▶ [PROBLEM REQUIREMENTS]: Spot every line with the word "Коды" and return it.

*** WORKING DATA

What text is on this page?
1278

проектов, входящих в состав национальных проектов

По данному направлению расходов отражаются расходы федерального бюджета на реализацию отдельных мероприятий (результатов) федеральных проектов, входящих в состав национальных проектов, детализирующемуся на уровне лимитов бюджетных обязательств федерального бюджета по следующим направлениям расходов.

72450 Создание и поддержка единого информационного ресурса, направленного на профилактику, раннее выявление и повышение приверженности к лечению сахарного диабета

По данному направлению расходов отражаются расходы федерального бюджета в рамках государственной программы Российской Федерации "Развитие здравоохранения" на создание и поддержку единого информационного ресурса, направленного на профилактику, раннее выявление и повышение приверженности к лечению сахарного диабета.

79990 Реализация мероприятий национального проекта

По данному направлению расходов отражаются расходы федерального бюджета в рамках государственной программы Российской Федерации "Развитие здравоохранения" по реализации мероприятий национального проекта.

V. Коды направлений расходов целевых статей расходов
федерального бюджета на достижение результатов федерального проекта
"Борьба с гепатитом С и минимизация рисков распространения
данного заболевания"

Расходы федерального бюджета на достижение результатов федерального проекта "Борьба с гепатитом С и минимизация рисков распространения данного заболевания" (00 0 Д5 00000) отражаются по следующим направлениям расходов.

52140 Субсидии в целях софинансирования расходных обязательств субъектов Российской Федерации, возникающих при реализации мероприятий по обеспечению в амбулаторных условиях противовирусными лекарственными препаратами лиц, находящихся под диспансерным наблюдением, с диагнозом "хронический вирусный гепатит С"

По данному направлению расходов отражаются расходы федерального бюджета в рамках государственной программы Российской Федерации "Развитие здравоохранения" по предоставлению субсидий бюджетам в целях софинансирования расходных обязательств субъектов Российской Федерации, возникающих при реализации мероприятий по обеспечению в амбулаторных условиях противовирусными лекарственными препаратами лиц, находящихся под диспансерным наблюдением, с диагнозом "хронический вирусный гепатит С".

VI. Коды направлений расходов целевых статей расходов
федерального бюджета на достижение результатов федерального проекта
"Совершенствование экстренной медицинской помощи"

******

▶ [THE RESULT]:
V. Коды направлений расходов целевых статей расходов
VI. Коды направлений расходов целевых статей расходов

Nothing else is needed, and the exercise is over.